To do:
Reproduce the listing below exactly. Pictures do not belong in the copy.

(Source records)
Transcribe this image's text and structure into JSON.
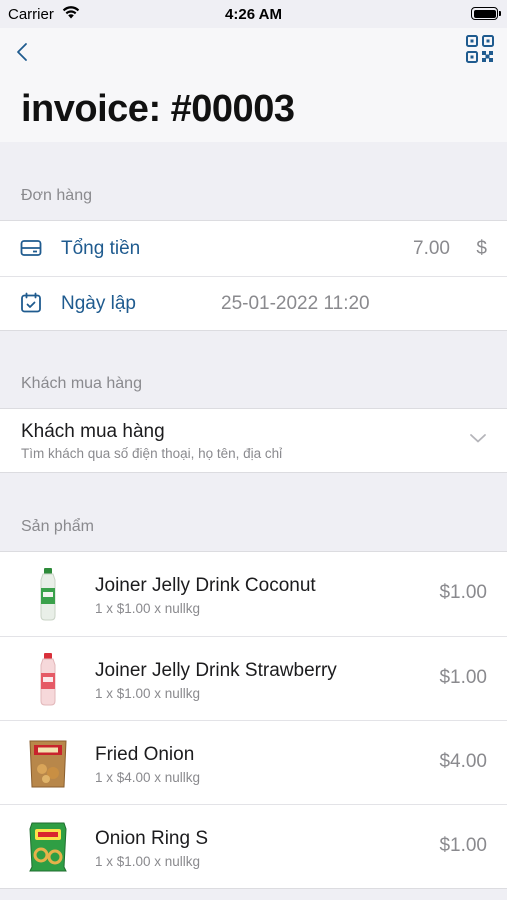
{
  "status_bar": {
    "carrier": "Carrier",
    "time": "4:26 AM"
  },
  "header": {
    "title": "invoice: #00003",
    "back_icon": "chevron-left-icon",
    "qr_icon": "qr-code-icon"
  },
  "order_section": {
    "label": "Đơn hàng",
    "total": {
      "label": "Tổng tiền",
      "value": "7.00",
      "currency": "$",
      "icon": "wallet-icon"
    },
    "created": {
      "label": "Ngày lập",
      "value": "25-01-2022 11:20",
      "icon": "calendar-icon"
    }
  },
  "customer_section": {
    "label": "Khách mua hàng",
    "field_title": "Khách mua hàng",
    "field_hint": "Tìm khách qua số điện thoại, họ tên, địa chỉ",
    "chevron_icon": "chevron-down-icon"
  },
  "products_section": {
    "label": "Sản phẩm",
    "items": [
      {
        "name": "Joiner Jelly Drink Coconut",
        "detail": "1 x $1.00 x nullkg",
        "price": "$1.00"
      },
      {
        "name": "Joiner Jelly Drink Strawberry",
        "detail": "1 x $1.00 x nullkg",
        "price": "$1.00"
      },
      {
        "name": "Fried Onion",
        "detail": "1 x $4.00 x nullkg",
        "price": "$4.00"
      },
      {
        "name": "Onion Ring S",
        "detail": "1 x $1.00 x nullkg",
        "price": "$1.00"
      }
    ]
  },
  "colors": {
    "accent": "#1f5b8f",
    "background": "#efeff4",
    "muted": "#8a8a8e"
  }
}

Solution to the exercise:
Transcribe this image's text and structure into JSON.
{
  "status_bar": {
    "carrier": "Carrier",
    "time": "4:26 AM"
  },
  "header": {
    "title": "invoice: #00003",
    "back_icon": "chevron-left-icon",
    "qr_icon": "qr-code-icon"
  },
  "order_section": {
    "label": "Đơn hàng",
    "total": {
      "label": "Tổng tiền",
      "value": "7.00",
      "currency": "$",
      "icon": "wallet-icon"
    },
    "created": {
      "label": "Ngày lập",
      "value": "25-01-2022 11:20",
      "icon": "calendar-icon"
    }
  },
  "customer_section": {
    "label": "Khách mua hàng",
    "field_title": "Khách mua hàng",
    "field_hint": "Tìm khách qua số điện thoại, họ tên, địa chỉ",
    "chevron_icon": "chevron-down-icon"
  },
  "products_section": {
    "label": "Sản phẩm",
    "items": [
      {
        "name": "Joiner Jelly Drink Coconut",
        "detail": "1 x $1.00 x nullkg",
        "price": "$1.00"
      },
      {
        "name": "Joiner Jelly Drink Strawberry",
        "detail": "1 x $1.00 x nullkg",
        "price": "$1.00"
      },
      {
        "name": "Fried Onion",
        "detail": "1 x $4.00 x nullkg",
        "price": "$4.00"
      },
      {
        "name": "Onion Ring S",
        "detail": "1 x $1.00 x nullkg",
        "price": "$1.00"
      }
    ]
  },
  "colors": {
    "accent": "#1f5b8f",
    "background": "#efeff4",
    "muted": "#8a8a8e"
  }
}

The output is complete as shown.